--- START ---

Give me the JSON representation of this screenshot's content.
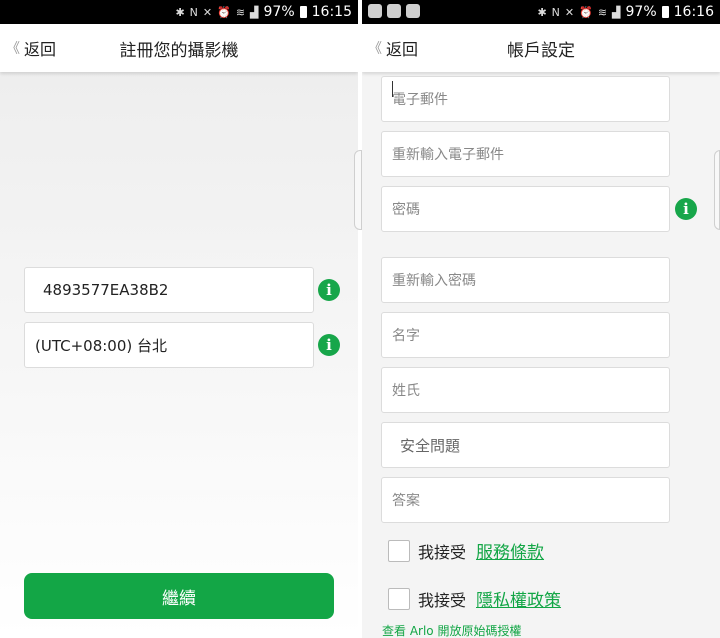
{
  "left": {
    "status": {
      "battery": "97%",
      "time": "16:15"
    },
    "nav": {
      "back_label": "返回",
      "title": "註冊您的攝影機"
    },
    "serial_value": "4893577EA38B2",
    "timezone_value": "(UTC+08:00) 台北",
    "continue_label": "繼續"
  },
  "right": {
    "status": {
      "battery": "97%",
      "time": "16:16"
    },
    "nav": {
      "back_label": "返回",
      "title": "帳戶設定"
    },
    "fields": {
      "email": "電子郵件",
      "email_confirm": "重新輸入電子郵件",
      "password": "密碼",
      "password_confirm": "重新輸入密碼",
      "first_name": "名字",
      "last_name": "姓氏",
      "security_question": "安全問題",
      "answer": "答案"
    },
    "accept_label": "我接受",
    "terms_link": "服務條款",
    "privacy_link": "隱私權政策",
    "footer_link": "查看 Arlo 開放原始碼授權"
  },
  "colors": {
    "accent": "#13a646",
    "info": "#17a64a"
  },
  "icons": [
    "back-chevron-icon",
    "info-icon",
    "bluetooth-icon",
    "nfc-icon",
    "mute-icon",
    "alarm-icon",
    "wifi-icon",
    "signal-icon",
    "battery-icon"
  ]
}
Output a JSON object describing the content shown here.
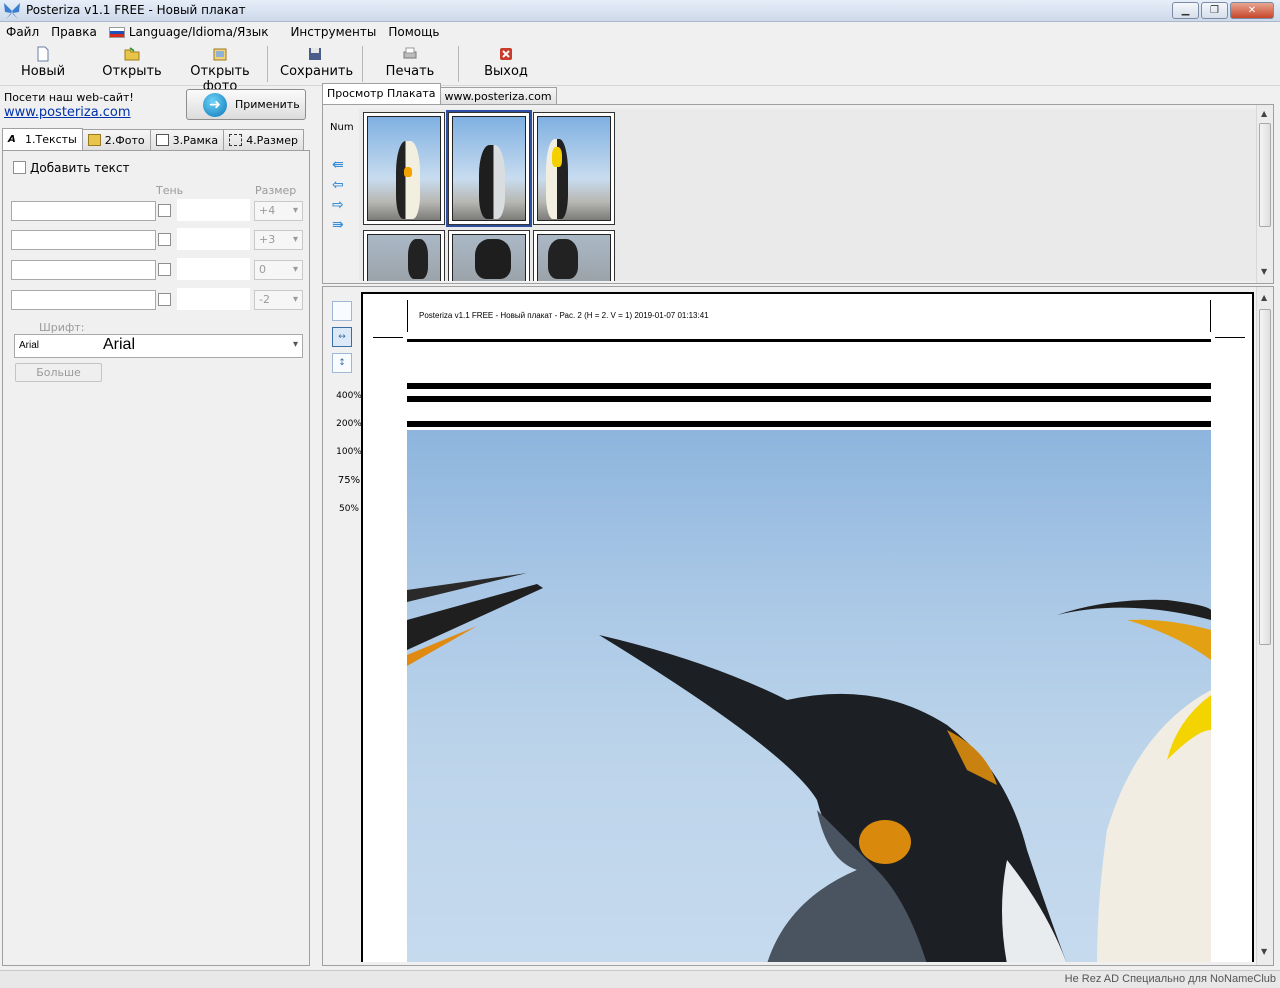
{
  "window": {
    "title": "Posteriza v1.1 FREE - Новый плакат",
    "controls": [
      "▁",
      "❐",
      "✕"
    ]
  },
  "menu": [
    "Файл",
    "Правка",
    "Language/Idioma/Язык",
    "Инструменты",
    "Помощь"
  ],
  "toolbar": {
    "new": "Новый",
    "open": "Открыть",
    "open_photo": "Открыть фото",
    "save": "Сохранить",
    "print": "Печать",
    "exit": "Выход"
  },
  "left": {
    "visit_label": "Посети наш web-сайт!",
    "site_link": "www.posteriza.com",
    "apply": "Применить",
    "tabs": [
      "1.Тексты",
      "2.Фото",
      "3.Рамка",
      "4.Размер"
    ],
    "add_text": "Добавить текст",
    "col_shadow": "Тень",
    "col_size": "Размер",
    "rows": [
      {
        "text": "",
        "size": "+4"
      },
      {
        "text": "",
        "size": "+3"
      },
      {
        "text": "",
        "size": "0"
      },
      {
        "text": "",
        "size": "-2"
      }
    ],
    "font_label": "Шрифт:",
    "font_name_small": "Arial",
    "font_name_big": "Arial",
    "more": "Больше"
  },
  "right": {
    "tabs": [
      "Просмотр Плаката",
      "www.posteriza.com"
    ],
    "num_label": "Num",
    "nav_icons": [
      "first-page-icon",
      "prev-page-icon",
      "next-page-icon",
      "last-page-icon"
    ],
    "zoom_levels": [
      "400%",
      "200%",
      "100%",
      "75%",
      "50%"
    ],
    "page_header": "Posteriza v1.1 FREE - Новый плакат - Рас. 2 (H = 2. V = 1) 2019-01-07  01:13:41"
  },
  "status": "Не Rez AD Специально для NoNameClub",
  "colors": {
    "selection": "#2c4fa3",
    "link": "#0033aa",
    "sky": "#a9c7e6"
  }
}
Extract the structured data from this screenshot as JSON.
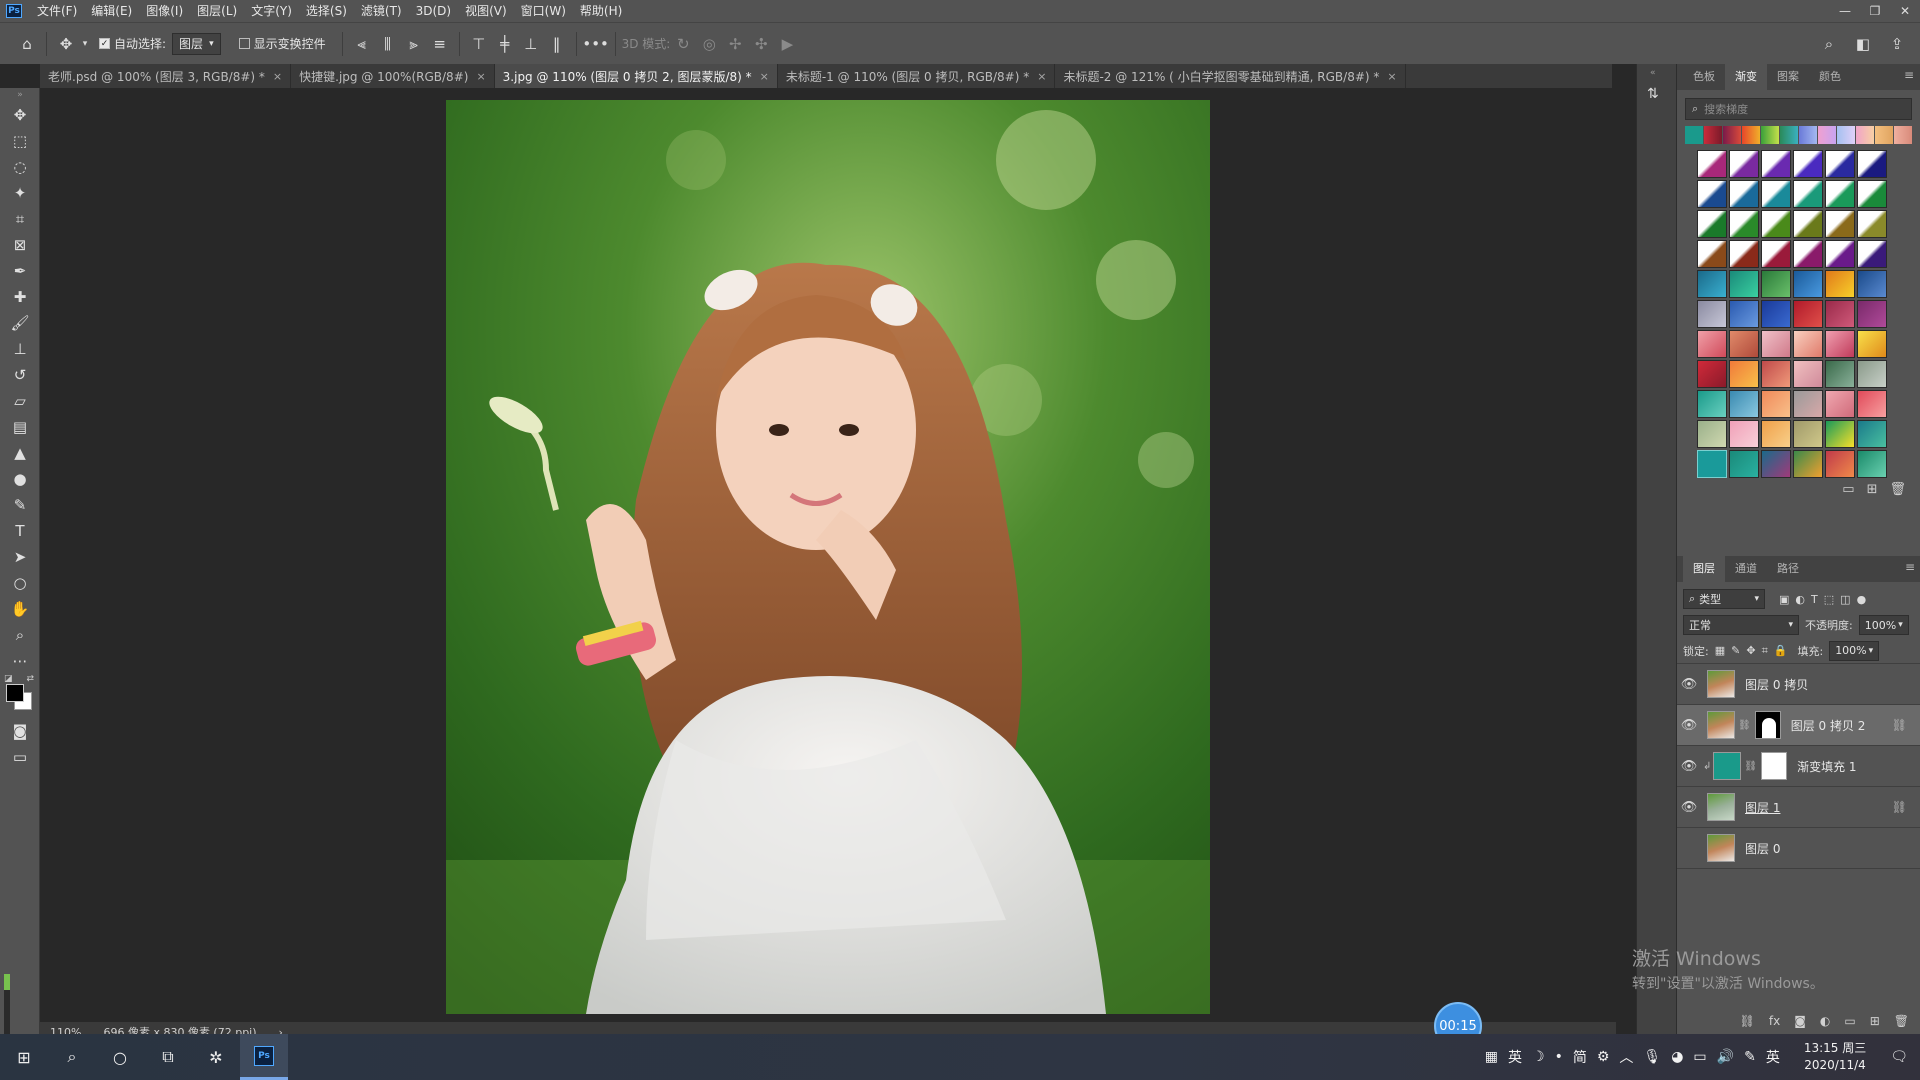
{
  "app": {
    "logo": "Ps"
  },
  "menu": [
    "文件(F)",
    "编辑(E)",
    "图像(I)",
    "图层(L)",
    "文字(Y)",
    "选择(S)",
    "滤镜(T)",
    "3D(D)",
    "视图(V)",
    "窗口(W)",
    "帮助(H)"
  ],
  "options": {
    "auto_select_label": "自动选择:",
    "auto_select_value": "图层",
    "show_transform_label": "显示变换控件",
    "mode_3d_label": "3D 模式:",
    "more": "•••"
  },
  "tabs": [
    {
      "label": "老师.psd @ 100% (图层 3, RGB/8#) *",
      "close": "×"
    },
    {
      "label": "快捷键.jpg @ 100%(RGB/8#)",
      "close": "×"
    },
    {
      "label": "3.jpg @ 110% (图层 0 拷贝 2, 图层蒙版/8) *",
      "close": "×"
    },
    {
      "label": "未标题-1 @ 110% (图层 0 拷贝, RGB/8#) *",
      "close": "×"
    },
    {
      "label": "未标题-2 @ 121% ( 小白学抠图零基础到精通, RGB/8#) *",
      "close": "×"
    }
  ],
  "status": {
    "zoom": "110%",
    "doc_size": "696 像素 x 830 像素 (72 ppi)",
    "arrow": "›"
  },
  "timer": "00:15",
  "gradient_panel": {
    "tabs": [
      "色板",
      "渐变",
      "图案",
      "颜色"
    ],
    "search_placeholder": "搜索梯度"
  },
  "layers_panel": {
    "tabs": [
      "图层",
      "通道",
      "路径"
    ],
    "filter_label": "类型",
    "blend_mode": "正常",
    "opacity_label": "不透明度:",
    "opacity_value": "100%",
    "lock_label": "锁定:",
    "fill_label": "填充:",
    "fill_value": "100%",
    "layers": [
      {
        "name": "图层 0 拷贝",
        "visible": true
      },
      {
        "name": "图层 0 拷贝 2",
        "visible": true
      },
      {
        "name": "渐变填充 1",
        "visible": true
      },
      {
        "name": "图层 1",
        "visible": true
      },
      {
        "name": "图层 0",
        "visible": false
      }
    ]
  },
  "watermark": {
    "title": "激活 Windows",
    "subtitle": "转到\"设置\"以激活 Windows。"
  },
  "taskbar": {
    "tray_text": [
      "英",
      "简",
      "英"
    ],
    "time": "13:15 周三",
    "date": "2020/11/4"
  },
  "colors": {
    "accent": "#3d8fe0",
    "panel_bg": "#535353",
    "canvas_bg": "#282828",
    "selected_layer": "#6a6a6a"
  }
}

--- END ---

All preceding records should be duplicated verbatim, images excepted.

Completed task -
Give me the JSON representation of this screenshot's content.
{
  "left": {
    "status": {
      "battery": "97%",
      "time": "16:15"
    },
    "nav": {
      "back_label": "返回",
      "title": "註冊您的攝影機"
    },
    "serial_value": "4893577EA38B2",
    "timezone_value": "(UTC+08:00) 台北",
    "continue_label": "繼續"
  },
  "right": {
    "status": {
      "battery": "97%",
      "time": "16:16"
    },
    "nav": {
      "back_label": "返回",
      "title": "帳戶設定"
    },
    "fields": {
      "email": "電子郵件",
      "email_confirm": "重新輸入電子郵件",
      "password": "密碼",
      "password_confirm": "重新輸入密碼",
      "first_name": "名字",
      "last_name": "姓氏",
      "security_question": "安全問題",
      "answer": "答案"
    },
    "accept_label": "我接受",
    "terms_link": "服務條款",
    "privacy_link": "隱私權政策",
    "footer_link": "查看 Arlo 開放原始碼授權"
  },
  "colors": {
    "accent": "#13a646",
    "info": "#17a64a"
  },
  "icons": [
    "back-chevron-icon",
    "info-icon",
    "bluetooth-icon",
    "nfc-icon",
    "mute-icon",
    "alarm-icon",
    "wifi-icon",
    "signal-icon",
    "battery-icon"
  ]
}
Output a JSON object describing the content shown here.
{
  "window": {
    "title": "Posteriza v1.1 FREE - Новый плакат",
    "controls": [
      "▁",
      "❐",
      "✕"
    ]
  },
  "menu": [
    "Файл",
    "Правка",
    "Language/Idioma/Язык",
    "Инструменты",
    "Помощь"
  ],
  "toolbar": {
    "new": "Новый",
    "open": "Открыть",
    "open_photo": "Открыть фото",
    "save": "Сохранить",
    "print": "Печать",
    "exit": "Выход"
  },
  "left": {
    "visit_label": "Посети наш web-сайт!",
    "site_link": "www.posteriza.com",
    "apply": "Применить",
    "tabs": [
      "1.Тексты",
      "2.Фото",
      "3.Рамка",
      "4.Размер"
    ],
    "add_text": "Добавить текст",
    "col_shadow": "Тень",
    "col_size": "Размер",
    "rows": [
      {
        "text": "",
        "size": "+4"
      },
      {
        "text": "",
        "size": "+3"
      },
      {
        "text": "",
        "size": "0"
      },
      {
        "text": "",
        "size": "-2"
      }
    ],
    "font_label": "Шрифт:",
    "font_name_small": "Arial",
    "font_name_big": "Arial",
    "more": "Больше"
  },
  "right": {
    "tabs": [
      "Просмотр Плаката",
      "www.posteriza.com"
    ],
    "num_label": "Num",
    "nav_icons": [
      "first-page-icon",
      "prev-page-icon",
      "next-page-icon",
      "last-page-icon"
    ],
    "zoom_levels": [
      "400%",
      "200%",
      "100%",
      "75%",
      "50%"
    ],
    "page_header": "Posteriza v1.1 FREE - Новый плакат - Рас. 2 (H = 2. V = 1) 2019-01-07  01:13:41"
  },
  "status": "Не Rez AD Специально для NoNameClub",
  "colors": {
    "selection": "#2c4fa3",
    "link": "#0033aa",
    "sky": "#a9c7e6"
  }
}
Extract the structured data from this screenshot as JSON.
{
  "app": {
    "logo": "Ps"
  },
  "menu": [
    "文件(F)",
    "编辑(E)",
    "图像(I)",
    "图层(L)",
    "文字(Y)",
    "选择(S)",
    "滤镜(T)",
    "3D(D)",
    "视图(V)",
    "窗口(W)",
    "帮助(H)"
  ],
  "options": {
    "auto_select_label": "自动选择:",
    "auto_select_value": "图层",
    "show_transform_label": "显示变换控件",
    "mode_3d_label": "3D 模式:",
    "more": "•••"
  },
  "tabs": [
    {
      "label": "老师.psd @ 100% (图层 3, RGB/8#) *",
      "close": "×"
    },
    {
      "label": "快捷键.jpg @ 100%(RGB/8#)",
      "close": "×"
    },
    {
      "label": "3.jpg @ 110% (图层 0 拷贝 2, 图层蒙版/8) *",
      "close": "×"
    },
    {
      "label": "未标题-1 @ 110% (图层 0 拷贝, RGB/8#) *",
      "close": "×"
    },
    {
      "label": "未标题-2 @ 121% ( 小白学抠图零基础到精通, RGB/8#) *",
      "close": "×"
    }
  ],
  "status": {
    "zoom": "110%",
    "doc_size": "696 像素 x 830 像素 (72 ppi)",
    "arrow": "›"
  },
  "timer": "00:15",
  "gradient_panel": {
    "tabs": [
      "色板",
      "渐变",
      "图案",
      "颜色"
    ],
    "search_placeholder": "搜索梯度"
  },
  "layers_panel": {
    "tabs": [
      "图层",
      "通道",
      "路径"
    ],
    "filter_label": "类型",
    "blend_mode": "正常",
    "opacity_label": "不透明度:",
    "opacity_value": "100%",
    "lock_label": "锁定:",
    "fill_label": "填充:",
    "fill_value": "100%",
    "layers": [
      {
        "name": "图层 0 拷贝",
        "visible": true
      },
      {
        "name": "图层 0 拷贝 2",
        "visible": true
      },
      {
        "name": "渐变填充 1",
        "visible": true
      },
      {
        "name": "图层 1",
        "visible": true
      },
      {
        "name": "图层 0",
        "visible": false
      }
    ]
  },
  "watermark": {
    "title": "激活 Windows",
    "subtitle": "转到\"设置\"以激活 Windows。"
  },
  "taskbar": {
    "tray_text": [
      "英",
      "简",
      "英"
    ],
    "time": "13:15 周三",
    "date": "2020/11/4"
  },
  "colors": {
    "accent": "#3d8fe0",
    "panel_bg": "#535353",
    "canvas_bg": "#282828",
    "selected_layer": "#6a6a6a"
  }
}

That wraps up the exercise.